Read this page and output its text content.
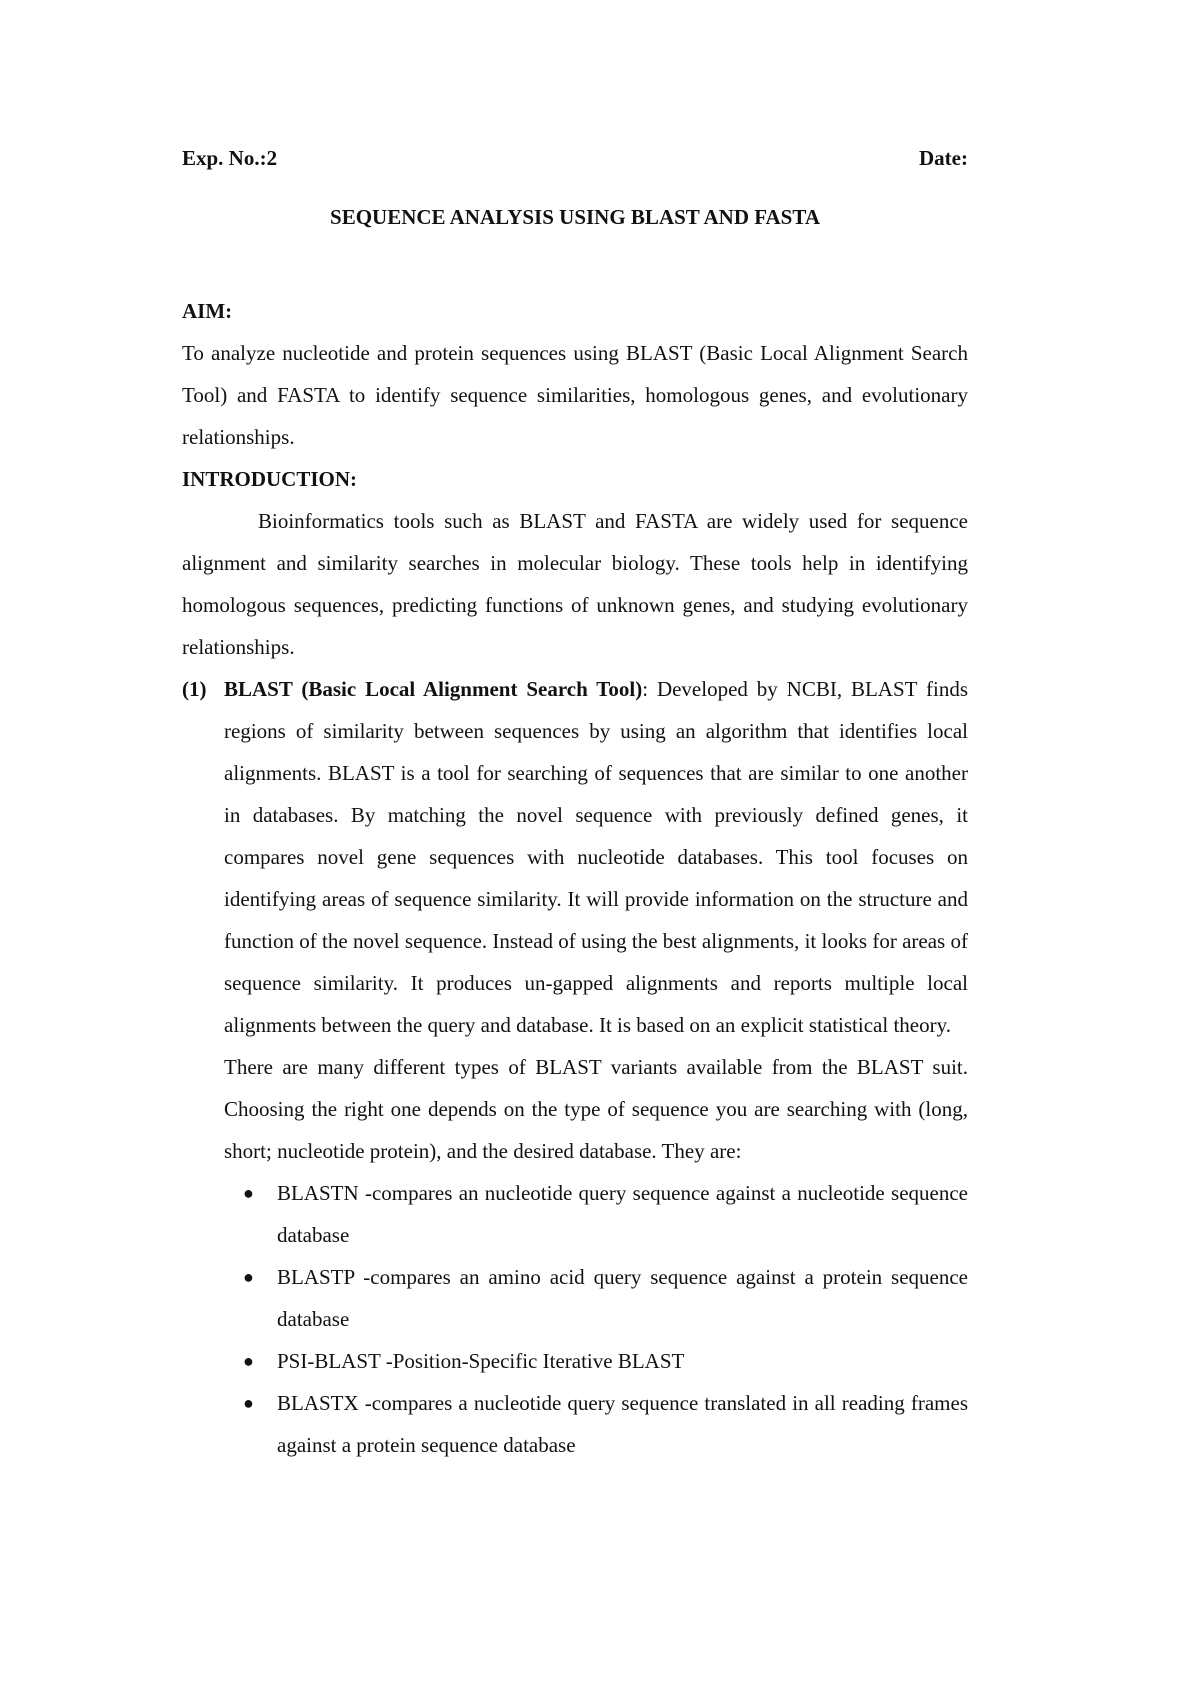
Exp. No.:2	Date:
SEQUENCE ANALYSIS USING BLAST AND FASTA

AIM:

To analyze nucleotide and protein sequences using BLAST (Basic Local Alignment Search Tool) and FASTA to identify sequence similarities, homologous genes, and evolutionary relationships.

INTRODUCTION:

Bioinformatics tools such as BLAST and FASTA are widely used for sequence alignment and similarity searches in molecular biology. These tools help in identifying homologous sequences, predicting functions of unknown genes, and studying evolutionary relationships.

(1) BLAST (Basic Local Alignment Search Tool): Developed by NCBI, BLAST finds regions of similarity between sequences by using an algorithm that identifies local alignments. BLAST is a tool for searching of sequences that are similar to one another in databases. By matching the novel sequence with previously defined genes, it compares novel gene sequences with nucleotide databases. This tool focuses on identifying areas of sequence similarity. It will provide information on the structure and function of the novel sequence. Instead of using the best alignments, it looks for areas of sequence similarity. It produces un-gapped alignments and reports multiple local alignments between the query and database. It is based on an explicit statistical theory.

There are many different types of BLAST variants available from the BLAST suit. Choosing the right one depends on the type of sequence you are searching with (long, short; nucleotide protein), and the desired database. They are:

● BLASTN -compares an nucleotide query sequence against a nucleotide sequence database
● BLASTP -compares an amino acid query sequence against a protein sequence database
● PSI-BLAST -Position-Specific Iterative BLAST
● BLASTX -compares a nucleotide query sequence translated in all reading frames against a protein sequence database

▬▬▬

Required action: Among the lines of the data, identify those with the word "evolutionary". Copy each of them.

Written solution:
To analyze nucleotide and protein sequences using BLAST (Basic Local Alignment Search Tool) and FASTA to identify sequence similarities, homologous genes, and evolutionary relationships.
Bioinformatics tools such as BLAST and FASTA are widely used for sequence alignment and similarity searches in molecular biology. These tools help in identifying homologous sequences, predicting functions of unknown genes, and studying evolutionary relationships.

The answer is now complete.